### MATERIAL TO PROCESS

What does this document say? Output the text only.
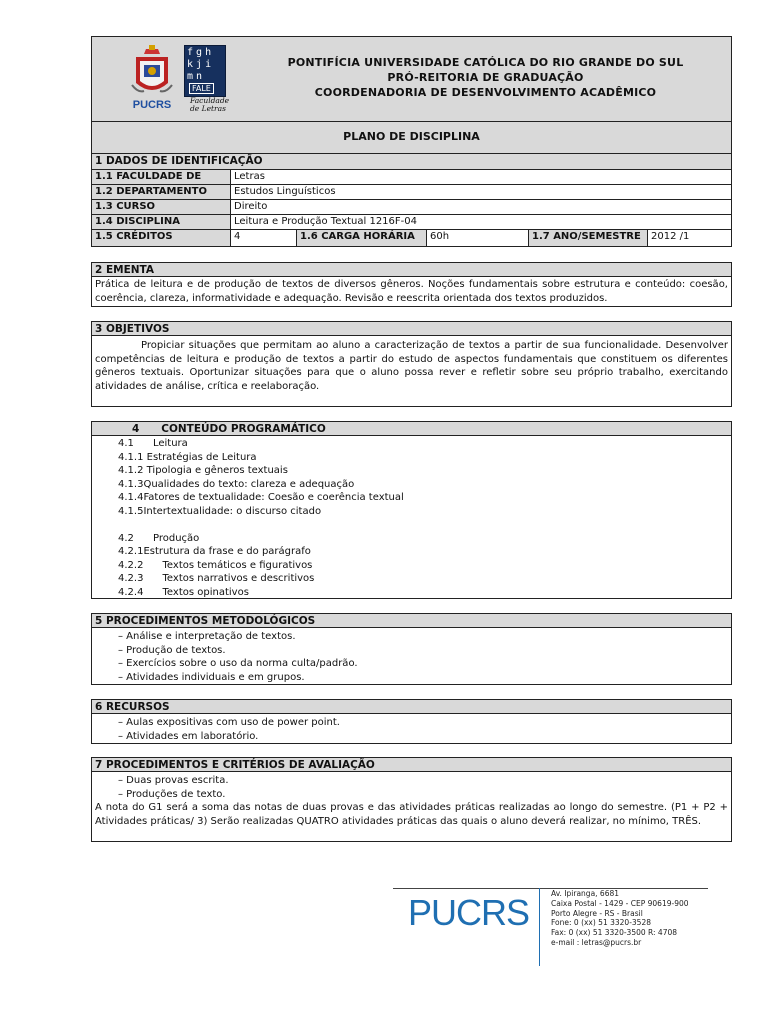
PUCRS
fgh
kji
mn
FALE
Faculdade
de Letras
PONTIFÍCIA UNIVERSIDADE CATÓLICA DO RIO GRANDE DO SUL
PRÓ-REITORIA DE GRADUAÇÃO
COORDENADORIA DE DESENVOLVIMENTO ACADÊMICO
PLANO DE DISCIPLINA
1 DADOS DE IDENTIFICAÇÃO
1.1 FACULDADE DE	Letras
1.2 DEPARTAMENTO	Estudos Linguísticos
1.3 CURSO	Direito
1.4 DISCIPLINA	Leitura e Produção Textual 1216F-04
1.5 CRÉDITOS	4	1.6 CARGA HORÁRIA	60h	1.7 ANO/SEMESTRE	2012 /1
2 EMENTA
Prática de leitura e de produção de textos de diversos gêneros. Noções fundamentais sobre estrutura e conteúdo: coesão, coerência, clareza, informatividade e adequação. Revisão e reescrita orientada dos textos produzidos.
3 OBJETIVOS
Propiciar situações que permitam ao aluno a caracterização de textos a partir de sua funcionalidade. Desenvolver competências de leitura e produção de textos a partir do estudo de aspectos fundamentais que constituem os diferentes gêneros textuais. Oportunizar situações para que o aluno possa rever e refletir sobre seu próprio trabalho, exercitando atividades de análise, crítica e reelaboração.
4      CONTEÚDO PROGRAMÁTICO
4.1      Leitura
4.1.1 Estratégias de Leitura
4.1.2 Tipologia e gêneros textuais
4.1.3Qualidades do texto: clareza e adequação
4.1.4Fatores de textualidade: Coesão e coerência textual
4.1.5Intertextualidade: o discurso citado
4.2      Produção
4.2.1Estrutura da frase e do parágrafo
4.2.2      Textos temáticos e figurativos
4.2.3      Textos narrativos e descritivos
4.2.4      Textos opinativos
5 PROCEDIMENTOS METODOLÓGICOS
– Análise e interpretação de textos.
– Produção de textos.
– Exercícios sobre o uso da norma culta/padrão.
– Atividades individuais e em grupos.
6 RECURSOS
– Aulas expositivas com uso de power point.
– Atividades em laboratório.
7 PROCEDIMENTOS E CRITÉRIOS DE AVALIAÇÃO
– Duas provas escrita.
– Produções de texto.
A nota do G1 será a soma das notas de duas provas e das atividades práticas realizadas ao longo do semestre. (P1 + P2 + Atividades práticas/ 3) Serão realizadas QUATRO atividades práticas das quais o aluno deverá realizar, no mínimo, TRÊS.
PUCRS	Av. Ipiranga, 6681
Caixa Postal - 1429 - CEP 90619-900
Porto Alegre - RS - Brasil
Fone: 0 (xx) 51 3320-3528
Fax: 0 (xx) 51 3320-3500 R: 4708
e-mail : letras@pucrs.br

######

Transcribe the records above exactly as they appear, leaving out any pictures.

What does this document say? Output the text only.
PUCRS
fgh
kji
mn
FALE
Faculdade
de Letras
PONTIFÍCIA UNIVERSIDADE CATÓLICA DO RIO GRANDE DO SUL
PRÓ-REITORIA DE GRADUAÇÃO
COORDENADORIA DE DESENVOLVIMENTO ACADÊMICO
PLANO DE DISCIPLINA
1 DADOS DE IDENTIFICAÇÃO
1.1 FACULDADE DE	Letras
1.2 DEPARTAMENTO	Estudos Linguísticos
1.3 CURSO	Direito
1.4 DISCIPLINA	Leitura e Produção Textual 1216F-04
1.5 CRÉDITOS	4	1.6 CARGA HORÁRIA	60h	1.7 ANO/SEMESTRE	2012 /1
2 EMENTA
Prática de leitura e de produção de textos de diversos gêneros. Noções fundamentais sobre estrutura e conteúdo: coesão, coerência, clareza, informatividade e adequação. Revisão e reescrita orientada dos textos produzidos.
3 OBJETIVOS
Propiciar situações que permitam ao aluno a caracterização de textos a partir de sua funcionalidade. Desenvolver competências de leitura e produção de textos a partir do estudo de aspectos fundamentais que constituem os diferentes gêneros textuais. Oportunizar situações para que o aluno possa rever e refletir sobre seu próprio trabalho, exercitando atividades de análise, crítica e reelaboração.
4      CONTEÚDO PROGRAMÁTICO
4.1      Leitura
4.1.1 Estratégias de Leitura
4.1.2 Tipologia e gêneros textuais
4.1.3Qualidades do texto: clareza e adequação
4.1.4Fatores de textualidade: Coesão e coerência textual
4.1.5Intertextualidade: o discurso citado
4.2      Produção
4.2.1Estrutura da frase e do parágrafo
4.2.2      Textos temáticos e figurativos
4.2.3      Textos narrativos e descritivos
4.2.4      Textos opinativos
5 PROCEDIMENTOS METODOLÓGICOS
– Análise e interpretação de textos.
– Produção de textos.
– Exercícios sobre o uso da norma culta/padrão.
– Atividades individuais e em grupos.
6 RECURSOS
– Aulas expositivas com uso de power point.
– Atividades em laboratório.
7 PROCEDIMENTOS E CRITÉRIOS DE AVALIAÇÃO
– Duas provas escrita.
– Produções de texto.
A nota do G1 será a soma das notas de duas provas e das atividades práticas realizadas ao longo do semestre. (P1 + P2 + Atividades práticas/ 3) Serão realizadas QUATRO atividades práticas das quais o aluno deverá realizar, no mínimo, TRÊS.
PUCRS	Av. Ipiranga, 6681
Caixa Postal - 1429 - CEP 90619-900
Porto Alegre - RS - Brasil
Fone: 0 (xx) 51 3320-3528
Fax: 0 (xx) 51 3320-3500 R: 4708
e-mail : letras@pucrs.br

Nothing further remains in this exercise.